Data records:

------------------------

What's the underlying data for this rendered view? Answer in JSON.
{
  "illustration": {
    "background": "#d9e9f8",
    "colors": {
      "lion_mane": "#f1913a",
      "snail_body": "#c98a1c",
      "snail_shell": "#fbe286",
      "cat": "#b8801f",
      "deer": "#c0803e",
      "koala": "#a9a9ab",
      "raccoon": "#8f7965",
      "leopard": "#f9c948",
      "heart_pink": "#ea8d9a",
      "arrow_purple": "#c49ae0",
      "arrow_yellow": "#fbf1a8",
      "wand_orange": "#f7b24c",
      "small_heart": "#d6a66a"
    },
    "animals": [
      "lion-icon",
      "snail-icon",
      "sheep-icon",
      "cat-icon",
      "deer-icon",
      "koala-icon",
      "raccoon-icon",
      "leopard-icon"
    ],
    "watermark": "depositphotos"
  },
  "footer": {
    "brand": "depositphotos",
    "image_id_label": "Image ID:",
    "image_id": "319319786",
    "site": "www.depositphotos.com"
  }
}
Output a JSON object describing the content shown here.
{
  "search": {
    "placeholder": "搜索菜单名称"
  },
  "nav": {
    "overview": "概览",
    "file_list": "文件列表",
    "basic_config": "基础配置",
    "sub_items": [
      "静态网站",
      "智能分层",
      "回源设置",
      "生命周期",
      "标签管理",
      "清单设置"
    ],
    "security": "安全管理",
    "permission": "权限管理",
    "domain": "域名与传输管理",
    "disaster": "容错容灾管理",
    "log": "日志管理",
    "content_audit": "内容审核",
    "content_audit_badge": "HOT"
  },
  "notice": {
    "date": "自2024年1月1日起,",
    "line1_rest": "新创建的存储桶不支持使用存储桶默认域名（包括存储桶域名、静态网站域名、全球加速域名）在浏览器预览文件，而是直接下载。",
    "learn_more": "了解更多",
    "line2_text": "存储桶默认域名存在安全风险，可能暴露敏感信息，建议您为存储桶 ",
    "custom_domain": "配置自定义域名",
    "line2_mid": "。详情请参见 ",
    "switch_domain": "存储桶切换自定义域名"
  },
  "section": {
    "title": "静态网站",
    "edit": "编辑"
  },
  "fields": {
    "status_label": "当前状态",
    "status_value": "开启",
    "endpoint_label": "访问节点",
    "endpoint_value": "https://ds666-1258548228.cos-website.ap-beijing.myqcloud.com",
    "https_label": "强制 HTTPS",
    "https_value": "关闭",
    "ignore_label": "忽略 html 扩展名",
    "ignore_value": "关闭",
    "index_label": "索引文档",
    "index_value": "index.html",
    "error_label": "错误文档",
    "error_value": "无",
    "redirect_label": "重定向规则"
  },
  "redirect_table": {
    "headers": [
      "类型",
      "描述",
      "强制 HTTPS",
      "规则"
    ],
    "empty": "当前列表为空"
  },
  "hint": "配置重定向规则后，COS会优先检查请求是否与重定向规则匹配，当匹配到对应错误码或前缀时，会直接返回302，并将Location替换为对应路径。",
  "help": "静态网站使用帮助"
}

------------------------

» Brief: Show all lines from the records above where the word "icon" occurs.

» Expected output:
      "lion-icon",
      "snail-icon",
      "sheep-icon",
      "cat-icon",
      "deer-icon",
      "koala-icon",
      "raccoon-icon",
      "leopard-icon"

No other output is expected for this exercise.